** Directive **
Repeat, line for line, the entries printed below.

** Information shown **
============================================================

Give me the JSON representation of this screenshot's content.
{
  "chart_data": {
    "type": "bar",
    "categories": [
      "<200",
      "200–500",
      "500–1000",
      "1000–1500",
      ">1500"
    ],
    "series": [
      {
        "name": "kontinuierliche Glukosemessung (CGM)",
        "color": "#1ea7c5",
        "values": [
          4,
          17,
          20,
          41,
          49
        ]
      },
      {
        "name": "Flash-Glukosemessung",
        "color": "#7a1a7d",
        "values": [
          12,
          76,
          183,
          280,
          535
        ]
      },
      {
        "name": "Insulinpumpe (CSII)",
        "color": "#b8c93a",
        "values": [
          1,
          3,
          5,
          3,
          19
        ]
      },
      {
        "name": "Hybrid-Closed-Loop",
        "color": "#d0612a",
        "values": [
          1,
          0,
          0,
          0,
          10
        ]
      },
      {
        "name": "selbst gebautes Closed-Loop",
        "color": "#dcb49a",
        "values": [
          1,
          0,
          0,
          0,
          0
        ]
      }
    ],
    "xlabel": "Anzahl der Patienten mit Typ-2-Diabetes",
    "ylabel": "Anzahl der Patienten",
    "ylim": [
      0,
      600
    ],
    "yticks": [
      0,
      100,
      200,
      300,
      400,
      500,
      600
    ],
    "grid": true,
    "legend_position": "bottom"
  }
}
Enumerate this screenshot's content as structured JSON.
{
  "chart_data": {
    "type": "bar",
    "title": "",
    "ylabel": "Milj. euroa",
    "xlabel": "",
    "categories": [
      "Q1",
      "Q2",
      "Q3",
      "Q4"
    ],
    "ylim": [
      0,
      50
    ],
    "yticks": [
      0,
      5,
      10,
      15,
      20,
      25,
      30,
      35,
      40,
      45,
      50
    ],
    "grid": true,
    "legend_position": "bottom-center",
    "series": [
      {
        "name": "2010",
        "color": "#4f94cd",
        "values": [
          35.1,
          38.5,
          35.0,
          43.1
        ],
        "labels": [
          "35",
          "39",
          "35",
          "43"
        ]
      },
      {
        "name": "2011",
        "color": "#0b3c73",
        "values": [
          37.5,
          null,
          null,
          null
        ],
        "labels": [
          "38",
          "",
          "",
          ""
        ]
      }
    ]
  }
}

============================================================

** Output of the task **
Give me the JSON representation of this screenshot's content.
{
  "chart_data": {
    "type": "bar",
    "categories": [
      "<200",
      "200–500",
      "500–1000",
      "1000–1500",
      ">1500"
    ],
    "series": [
      {
        "name": "kontinuierliche Glukosemessung (CGM)",
        "color": "#1ea7c5",
        "values": [
          4,
          17,
          20,
          41,
          49
        ]
      },
      {
        "name": "Flash-Glukosemessung",
        "color": "#7a1a7d",
        "values": [
          12,
          76,
          183,
          280,
          535
        ]
      },
      {
        "name": "Insulinpumpe (CSII)",
        "color": "#b8c93a",
        "values": [
          1,
          3,
          5,
          3,
          19
        ]
      },
      {
        "name": "Hybrid-Closed-Loop",
        "color": "#d0612a",
        "values": [
          1,
          0,
          0,
          0,
          10
        ]
      },
      {
        "name": "selbst gebautes Closed-Loop",
        "color": "#dcb49a",
        "values": [
          1,
          0,
          0,
          0,
          0
        ]
      }
    ],
    "xlabel": "Anzahl der Patienten mit Typ-2-Diabetes",
    "ylabel": "Anzahl der Patienten",
    "ylim": [
      0,
      600
    ],
    "yticks": [
      0,
      100,
      200,
      300,
      400,
      500,
      600
    ],
    "grid": true,
    "legend_position": "bottom"
  }
}
Enumerate this screenshot's content as structured JSON.
{
  "chart_data": {
    "type": "bar",
    "title": "",
    "ylabel": "Milj. euroa",
    "xlabel": "",
    "categories": [
      "Q1",
      "Q2",
      "Q3",
      "Q4"
    ],
    "ylim": [
      0,
      50
    ],
    "yticks": [
      0,
      5,
      10,
      15,
      20,
      25,
      30,
      35,
      40,
      45,
      50
    ],
    "grid": true,
    "legend_position": "bottom-center",
    "series": [
      {
        "name": "2010",
        "color": "#4f94cd",
        "values": [
          35.1,
          38.5,
          35.0,
          43.1
        ],
        "labels": [
          "35",
          "39",
          "35",
          "43"
        ]
      },
      {
        "name": "2011",
        "color": "#0b3c73",
        "values": [
          37.5,
          null,
          null,
          null
        ],
        "labels": [
          "38",
          "",
          "",
          ""
        ]
      }
    ]
  }
}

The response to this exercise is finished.